··· Task material ···

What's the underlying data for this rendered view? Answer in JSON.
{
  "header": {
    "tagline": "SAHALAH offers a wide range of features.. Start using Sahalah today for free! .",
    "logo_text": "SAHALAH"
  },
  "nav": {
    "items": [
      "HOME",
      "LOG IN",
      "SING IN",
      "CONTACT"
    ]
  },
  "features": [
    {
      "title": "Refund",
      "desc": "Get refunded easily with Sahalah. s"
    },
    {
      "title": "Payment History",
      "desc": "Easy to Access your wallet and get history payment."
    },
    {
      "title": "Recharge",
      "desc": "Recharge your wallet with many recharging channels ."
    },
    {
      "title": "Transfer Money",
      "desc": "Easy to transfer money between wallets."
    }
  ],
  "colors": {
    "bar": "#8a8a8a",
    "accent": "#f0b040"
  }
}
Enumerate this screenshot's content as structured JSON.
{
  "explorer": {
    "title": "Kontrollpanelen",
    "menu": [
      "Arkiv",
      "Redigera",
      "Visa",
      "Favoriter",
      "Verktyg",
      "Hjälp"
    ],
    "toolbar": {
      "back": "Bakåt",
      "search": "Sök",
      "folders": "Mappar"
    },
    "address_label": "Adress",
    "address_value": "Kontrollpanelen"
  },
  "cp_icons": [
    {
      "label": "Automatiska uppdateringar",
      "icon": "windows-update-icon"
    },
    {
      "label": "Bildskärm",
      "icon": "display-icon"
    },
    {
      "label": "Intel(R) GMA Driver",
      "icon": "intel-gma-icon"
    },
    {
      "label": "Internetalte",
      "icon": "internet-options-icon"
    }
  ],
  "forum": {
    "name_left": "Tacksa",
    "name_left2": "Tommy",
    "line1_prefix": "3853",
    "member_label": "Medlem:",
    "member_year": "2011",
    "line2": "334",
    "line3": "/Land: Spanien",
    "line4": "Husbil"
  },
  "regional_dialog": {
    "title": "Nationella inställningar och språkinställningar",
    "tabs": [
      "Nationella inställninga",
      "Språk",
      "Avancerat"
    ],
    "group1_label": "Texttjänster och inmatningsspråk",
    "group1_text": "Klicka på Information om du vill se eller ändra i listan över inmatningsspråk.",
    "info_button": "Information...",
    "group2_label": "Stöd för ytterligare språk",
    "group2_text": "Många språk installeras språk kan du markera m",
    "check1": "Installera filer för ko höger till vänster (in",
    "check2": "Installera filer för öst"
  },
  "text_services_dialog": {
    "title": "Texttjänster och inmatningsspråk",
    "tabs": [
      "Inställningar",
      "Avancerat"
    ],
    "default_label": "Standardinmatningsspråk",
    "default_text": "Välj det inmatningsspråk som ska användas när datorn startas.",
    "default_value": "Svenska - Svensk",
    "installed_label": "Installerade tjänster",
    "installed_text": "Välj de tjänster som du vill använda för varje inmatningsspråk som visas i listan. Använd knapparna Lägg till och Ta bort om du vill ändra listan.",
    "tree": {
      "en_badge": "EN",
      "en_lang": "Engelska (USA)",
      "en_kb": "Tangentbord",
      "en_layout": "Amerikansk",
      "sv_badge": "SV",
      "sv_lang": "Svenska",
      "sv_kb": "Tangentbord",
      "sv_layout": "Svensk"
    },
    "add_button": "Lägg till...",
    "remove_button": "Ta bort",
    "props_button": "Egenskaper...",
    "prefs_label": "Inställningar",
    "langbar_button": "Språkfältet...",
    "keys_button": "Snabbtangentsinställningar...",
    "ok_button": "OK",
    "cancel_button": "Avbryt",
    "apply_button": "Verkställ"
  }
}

···

Exactly as written above, please repeat the entries.

> Response to this exercise:
What's the underlying data for this rendered view? Answer in JSON.
{
  "header": {
    "tagline": "SAHALAH offers a wide range of features.. Start using Sahalah today for free! .",
    "logo_text": "SAHALAH"
  },
  "nav": {
    "items": [
      "HOME",
      "LOG IN",
      "SING IN",
      "CONTACT"
    ]
  },
  "features": [
    {
      "title": "Refund",
      "desc": "Get refunded easily with Sahalah. s"
    },
    {
      "title": "Payment History",
      "desc": "Easy to Access your wallet and get history payment."
    },
    {
      "title": "Recharge",
      "desc": "Recharge your wallet with many recharging channels ."
    },
    {
      "title": "Transfer Money",
      "desc": "Easy to transfer money between wallets."
    }
  ],
  "colors": {
    "bar": "#8a8a8a",
    "accent": "#f0b040"
  }
}
Enumerate this screenshot's content as structured JSON.
{
  "explorer": {
    "title": "Kontrollpanelen",
    "menu": [
      "Arkiv",
      "Redigera",
      "Visa",
      "Favoriter",
      "Verktyg",
      "Hjälp"
    ],
    "toolbar": {
      "back": "Bakåt",
      "search": "Sök",
      "folders": "Mappar"
    },
    "address_label": "Adress",
    "address_value": "Kontrollpanelen"
  },
  "cp_icons": [
    {
      "label": "Automatiska uppdateringar",
      "icon": "windows-update-icon"
    },
    {
      "label": "Bildskärm",
      "icon": "display-icon"
    },
    {
      "label": "Intel(R) GMA Driver",
      "icon": "intel-gma-icon"
    },
    {
      "label": "Internetalte",
      "icon": "internet-options-icon"
    }
  ],
  "forum": {
    "name_left": "Tacksa",
    "name_left2": "Tommy",
    "line1_prefix": "3853",
    "member_label": "Medlem:",
    "member_year": "2011",
    "line2": "334",
    "line3": "/Land: Spanien",
    "line4": "Husbil"
  },
  "regional_dialog": {
    "title": "Nationella inställningar och språkinställningar",
    "tabs": [
      "Nationella inställninga",
      "Språk",
      "Avancerat"
    ],
    "group1_label": "Texttjänster och inmatningsspråk",
    "group1_text": "Klicka på Information om du vill se eller ändra i listan över inmatningsspråk.",
    "info_button": "Information...",
    "group2_label": "Stöd för ytterligare språk",
    "group2_text": "Många språk installeras språk kan du markera m",
    "check1": "Installera filer för ko höger till vänster (in",
    "check2": "Installera filer för öst"
  },
  "text_services_dialog": {
    "title": "Texttjänster och inmatningsspråk",
    "tabs": [
      "Inställningar",
      "Avancerat"
    ],
    "default_label": "Standardinmatningsspråk",
    "default_text": "Välj det inmatningsspråk som ska användas när datorn startas.",
    "default_value": "Svenska - Svensk",
    "installed_label": "Installerade tjänster",
    "installed_text": "Välj de tjänster som du vill använda för varje inmatningsspråk som visas i listan. Använd knapparna Lägg till och Ta bort om du vill ändra listan.",
    "tree": {
      "en_badge": "EN",
      "en_lang": "Engelska (USA)",
      "en_kb": "Tangentbord",
      "en_layout": "Amerikansk",
      "sv_badge": "SV",
      "sv_lang": "Svenska",
      "sv_kb": "Tangentbord",
      "sv_layout": "Svensk"
    },
    "add_button": "Lägg till...",
    "remove_button": "Ta bort",
    "props_button": "Egenskaper...",
    "prefs_label": "Inställningar",
    "langbar_button": "Språkfältet...",
    "keys_button": "Snabbtangentsinställningar...",
    "ok_button": "OK",
    "cancel_button": "Avbryt",
    "apply_button": "Verkställ"
  }
}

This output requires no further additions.